## Written problem
Gather all lines in the data that hold the string "latency".

=== Dataset excerpts ===

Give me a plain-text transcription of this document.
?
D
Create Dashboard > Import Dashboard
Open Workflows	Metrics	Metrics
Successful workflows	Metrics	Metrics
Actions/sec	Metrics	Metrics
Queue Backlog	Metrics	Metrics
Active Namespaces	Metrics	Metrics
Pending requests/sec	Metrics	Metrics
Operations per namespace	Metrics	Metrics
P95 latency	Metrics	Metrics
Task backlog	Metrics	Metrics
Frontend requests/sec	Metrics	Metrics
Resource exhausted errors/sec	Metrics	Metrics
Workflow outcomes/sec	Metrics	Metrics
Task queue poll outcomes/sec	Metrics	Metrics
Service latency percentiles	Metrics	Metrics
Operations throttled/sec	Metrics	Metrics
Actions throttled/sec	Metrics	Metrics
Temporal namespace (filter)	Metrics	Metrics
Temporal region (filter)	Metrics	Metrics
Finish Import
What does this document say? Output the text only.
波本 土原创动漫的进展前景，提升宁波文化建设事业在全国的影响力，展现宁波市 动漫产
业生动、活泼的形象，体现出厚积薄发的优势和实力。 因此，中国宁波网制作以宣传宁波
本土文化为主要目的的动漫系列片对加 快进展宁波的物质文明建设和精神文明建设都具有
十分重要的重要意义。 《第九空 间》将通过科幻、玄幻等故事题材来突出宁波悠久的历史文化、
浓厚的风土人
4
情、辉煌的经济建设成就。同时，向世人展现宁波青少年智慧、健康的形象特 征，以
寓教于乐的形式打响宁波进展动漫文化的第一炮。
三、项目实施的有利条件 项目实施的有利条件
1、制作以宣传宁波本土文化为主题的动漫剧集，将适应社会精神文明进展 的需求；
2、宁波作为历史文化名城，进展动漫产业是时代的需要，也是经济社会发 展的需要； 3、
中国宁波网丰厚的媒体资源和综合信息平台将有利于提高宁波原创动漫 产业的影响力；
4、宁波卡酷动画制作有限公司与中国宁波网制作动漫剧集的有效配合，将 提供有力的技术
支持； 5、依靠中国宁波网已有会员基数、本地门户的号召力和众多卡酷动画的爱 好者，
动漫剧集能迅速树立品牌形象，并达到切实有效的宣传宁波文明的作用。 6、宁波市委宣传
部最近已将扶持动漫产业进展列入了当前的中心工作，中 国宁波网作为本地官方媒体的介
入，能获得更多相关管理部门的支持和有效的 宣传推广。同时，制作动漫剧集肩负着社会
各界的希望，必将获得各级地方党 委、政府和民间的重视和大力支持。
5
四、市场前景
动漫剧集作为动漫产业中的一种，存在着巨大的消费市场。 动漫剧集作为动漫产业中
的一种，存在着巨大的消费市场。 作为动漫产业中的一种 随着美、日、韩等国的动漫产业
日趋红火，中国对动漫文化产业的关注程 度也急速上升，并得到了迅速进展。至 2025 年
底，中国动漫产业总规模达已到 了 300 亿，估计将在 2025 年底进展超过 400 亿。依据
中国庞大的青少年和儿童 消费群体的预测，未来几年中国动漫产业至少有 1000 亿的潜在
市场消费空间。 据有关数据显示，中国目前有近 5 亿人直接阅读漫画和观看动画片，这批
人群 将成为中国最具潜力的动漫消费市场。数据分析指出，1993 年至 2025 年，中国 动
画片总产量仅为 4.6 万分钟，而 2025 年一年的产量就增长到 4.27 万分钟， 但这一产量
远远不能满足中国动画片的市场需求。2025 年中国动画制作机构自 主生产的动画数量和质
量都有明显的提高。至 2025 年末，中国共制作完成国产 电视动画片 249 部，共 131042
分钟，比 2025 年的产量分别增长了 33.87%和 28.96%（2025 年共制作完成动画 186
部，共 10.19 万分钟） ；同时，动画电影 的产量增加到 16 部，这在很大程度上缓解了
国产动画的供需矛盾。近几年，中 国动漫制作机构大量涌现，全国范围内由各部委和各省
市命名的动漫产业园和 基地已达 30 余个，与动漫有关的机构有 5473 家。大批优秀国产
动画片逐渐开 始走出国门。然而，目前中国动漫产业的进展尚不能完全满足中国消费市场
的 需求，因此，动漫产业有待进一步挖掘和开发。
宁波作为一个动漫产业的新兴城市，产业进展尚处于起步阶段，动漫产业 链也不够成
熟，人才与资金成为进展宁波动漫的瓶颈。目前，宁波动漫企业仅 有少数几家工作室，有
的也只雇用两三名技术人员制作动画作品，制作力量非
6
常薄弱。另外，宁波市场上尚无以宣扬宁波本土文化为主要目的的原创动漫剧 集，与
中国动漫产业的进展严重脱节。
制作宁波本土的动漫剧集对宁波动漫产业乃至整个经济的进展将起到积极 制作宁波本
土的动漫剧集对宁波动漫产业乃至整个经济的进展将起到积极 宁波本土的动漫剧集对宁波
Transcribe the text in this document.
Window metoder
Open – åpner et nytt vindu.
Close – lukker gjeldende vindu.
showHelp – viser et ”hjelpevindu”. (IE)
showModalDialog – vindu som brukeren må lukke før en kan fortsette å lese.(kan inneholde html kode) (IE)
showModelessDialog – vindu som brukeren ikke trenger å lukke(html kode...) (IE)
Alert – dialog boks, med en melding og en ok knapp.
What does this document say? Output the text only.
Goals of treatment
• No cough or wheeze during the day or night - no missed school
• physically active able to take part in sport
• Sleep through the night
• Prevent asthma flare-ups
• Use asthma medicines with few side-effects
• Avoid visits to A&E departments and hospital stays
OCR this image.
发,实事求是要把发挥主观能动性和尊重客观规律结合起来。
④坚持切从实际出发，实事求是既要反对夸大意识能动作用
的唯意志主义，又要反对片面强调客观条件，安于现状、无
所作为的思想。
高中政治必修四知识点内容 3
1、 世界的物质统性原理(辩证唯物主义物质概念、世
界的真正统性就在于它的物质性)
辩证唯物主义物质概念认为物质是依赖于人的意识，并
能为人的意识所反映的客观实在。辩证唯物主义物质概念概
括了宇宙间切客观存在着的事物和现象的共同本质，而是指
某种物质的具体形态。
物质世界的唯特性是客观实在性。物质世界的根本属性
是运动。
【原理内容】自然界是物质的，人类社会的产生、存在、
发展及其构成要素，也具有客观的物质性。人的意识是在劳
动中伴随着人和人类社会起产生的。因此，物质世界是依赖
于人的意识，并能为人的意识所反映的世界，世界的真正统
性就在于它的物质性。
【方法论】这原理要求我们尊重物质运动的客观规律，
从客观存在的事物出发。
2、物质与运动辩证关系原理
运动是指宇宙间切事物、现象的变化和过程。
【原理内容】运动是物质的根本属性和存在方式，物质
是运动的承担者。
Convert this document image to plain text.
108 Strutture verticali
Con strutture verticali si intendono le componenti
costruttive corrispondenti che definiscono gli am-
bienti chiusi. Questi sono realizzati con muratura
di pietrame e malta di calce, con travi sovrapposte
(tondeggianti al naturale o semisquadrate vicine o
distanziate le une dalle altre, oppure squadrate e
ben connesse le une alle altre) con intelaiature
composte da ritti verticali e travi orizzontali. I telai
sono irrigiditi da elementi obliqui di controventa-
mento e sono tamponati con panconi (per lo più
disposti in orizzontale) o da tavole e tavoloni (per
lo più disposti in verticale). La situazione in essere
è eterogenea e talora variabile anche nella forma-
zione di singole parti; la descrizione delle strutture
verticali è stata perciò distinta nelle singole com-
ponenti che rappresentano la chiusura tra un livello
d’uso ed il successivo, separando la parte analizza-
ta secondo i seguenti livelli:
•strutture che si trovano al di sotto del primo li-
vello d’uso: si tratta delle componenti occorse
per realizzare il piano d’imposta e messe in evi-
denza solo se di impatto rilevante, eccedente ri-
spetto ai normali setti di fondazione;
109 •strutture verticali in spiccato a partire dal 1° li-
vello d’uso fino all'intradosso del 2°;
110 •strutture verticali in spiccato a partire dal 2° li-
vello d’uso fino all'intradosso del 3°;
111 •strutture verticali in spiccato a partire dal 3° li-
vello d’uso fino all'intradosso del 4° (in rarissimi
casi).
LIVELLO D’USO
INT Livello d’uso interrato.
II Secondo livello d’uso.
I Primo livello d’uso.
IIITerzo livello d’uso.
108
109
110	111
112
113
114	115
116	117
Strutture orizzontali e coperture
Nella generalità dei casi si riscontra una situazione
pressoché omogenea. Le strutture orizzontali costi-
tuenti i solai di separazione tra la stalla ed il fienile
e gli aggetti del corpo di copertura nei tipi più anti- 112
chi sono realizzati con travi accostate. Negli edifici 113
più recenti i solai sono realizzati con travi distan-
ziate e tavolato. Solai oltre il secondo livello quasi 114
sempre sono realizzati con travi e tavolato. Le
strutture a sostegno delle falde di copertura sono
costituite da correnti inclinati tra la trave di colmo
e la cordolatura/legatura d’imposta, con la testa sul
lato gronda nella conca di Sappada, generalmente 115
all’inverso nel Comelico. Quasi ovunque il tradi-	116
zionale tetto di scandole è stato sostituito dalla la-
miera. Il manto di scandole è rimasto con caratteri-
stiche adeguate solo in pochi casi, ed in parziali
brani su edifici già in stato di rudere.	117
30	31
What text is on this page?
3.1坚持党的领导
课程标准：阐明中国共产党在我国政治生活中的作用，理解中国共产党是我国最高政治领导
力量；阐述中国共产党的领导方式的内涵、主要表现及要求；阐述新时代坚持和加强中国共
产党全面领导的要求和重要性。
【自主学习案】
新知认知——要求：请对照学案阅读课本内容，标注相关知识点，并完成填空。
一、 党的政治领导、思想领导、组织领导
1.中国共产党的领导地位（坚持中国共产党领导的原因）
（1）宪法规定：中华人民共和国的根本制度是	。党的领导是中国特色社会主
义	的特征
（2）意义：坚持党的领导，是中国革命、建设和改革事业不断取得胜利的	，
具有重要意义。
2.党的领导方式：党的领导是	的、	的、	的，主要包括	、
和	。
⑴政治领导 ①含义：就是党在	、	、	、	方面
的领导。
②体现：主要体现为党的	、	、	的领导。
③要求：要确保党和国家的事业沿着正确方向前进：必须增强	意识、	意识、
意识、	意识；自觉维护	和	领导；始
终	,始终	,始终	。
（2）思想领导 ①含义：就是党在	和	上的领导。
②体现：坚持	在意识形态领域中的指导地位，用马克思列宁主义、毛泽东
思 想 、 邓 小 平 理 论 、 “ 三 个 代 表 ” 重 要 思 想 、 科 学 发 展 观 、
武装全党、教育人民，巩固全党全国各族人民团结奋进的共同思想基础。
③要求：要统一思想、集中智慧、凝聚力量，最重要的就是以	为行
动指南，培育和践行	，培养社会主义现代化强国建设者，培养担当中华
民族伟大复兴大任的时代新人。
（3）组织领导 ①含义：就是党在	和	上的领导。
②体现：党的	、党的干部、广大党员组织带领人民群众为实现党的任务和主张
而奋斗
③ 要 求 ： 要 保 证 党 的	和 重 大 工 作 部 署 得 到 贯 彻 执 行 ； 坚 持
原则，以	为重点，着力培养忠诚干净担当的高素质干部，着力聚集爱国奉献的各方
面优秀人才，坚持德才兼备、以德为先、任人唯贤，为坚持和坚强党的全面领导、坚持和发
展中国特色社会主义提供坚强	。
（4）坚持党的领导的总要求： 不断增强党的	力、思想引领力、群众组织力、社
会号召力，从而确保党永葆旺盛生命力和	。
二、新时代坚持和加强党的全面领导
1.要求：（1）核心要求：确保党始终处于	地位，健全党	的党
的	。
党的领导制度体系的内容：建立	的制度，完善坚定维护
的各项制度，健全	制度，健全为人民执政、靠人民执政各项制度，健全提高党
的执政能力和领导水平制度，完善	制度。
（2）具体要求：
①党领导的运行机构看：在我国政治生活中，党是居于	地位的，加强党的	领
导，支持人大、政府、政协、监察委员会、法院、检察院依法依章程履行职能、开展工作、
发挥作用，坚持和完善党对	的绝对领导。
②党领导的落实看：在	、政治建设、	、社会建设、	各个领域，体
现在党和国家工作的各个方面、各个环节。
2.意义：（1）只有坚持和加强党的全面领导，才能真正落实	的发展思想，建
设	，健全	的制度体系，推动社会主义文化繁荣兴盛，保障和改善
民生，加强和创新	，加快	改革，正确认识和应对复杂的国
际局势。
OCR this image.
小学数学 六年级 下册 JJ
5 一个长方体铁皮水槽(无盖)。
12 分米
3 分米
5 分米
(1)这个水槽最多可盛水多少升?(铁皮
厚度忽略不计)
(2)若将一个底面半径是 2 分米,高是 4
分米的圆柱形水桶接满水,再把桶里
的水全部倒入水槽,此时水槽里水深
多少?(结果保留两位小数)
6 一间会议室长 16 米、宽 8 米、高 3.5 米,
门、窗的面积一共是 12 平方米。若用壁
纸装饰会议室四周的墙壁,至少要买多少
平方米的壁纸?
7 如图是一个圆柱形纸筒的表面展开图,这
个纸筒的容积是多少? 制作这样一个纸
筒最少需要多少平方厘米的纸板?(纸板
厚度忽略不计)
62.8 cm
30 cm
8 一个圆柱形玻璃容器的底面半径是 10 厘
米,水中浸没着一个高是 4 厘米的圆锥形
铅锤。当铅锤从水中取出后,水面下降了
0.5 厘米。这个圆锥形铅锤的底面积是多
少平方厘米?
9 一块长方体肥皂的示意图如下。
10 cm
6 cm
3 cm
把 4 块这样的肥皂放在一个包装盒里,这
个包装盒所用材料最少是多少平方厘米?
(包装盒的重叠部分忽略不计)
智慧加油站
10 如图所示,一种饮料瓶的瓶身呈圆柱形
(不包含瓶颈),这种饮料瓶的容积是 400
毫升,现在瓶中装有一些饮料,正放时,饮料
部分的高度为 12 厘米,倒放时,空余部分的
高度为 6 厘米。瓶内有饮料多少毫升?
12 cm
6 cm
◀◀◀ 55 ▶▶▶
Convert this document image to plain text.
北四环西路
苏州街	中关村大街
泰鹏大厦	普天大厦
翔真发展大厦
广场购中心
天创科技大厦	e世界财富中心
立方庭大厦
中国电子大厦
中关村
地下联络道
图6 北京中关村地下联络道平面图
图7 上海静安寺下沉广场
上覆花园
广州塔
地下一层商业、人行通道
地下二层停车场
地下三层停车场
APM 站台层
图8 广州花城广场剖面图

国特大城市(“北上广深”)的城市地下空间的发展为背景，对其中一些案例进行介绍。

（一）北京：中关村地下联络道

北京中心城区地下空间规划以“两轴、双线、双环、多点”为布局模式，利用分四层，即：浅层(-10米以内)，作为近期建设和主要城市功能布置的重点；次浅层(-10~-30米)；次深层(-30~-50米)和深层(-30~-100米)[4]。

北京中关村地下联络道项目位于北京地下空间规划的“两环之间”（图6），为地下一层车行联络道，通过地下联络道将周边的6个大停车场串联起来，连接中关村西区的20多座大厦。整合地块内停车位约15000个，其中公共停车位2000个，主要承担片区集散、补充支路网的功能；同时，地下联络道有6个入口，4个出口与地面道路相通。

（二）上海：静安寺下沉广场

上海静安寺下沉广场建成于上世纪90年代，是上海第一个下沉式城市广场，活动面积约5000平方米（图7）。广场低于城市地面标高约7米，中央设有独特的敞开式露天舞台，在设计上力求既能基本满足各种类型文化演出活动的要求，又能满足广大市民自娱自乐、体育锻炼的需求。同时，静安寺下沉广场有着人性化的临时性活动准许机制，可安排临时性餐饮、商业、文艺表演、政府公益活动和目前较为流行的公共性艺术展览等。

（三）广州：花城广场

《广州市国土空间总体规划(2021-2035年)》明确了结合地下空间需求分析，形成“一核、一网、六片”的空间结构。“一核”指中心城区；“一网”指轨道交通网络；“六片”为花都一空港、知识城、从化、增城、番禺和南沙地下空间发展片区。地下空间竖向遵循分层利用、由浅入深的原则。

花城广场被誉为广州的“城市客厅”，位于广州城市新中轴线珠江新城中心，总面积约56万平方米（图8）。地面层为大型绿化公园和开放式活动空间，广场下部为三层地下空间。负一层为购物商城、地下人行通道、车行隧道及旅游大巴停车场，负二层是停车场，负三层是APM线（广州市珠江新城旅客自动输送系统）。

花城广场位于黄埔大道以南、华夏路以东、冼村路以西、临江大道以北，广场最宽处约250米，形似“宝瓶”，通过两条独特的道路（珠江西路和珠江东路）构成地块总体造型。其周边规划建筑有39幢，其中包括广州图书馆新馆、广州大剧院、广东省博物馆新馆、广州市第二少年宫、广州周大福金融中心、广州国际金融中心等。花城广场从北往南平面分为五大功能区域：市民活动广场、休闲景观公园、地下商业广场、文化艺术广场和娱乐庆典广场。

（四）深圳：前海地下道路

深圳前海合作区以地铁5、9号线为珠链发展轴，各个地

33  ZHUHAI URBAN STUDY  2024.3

===

## Output for this exercise
P95 latency	Metrics	Metrics
Service latency percentiles	Metrics	Metrics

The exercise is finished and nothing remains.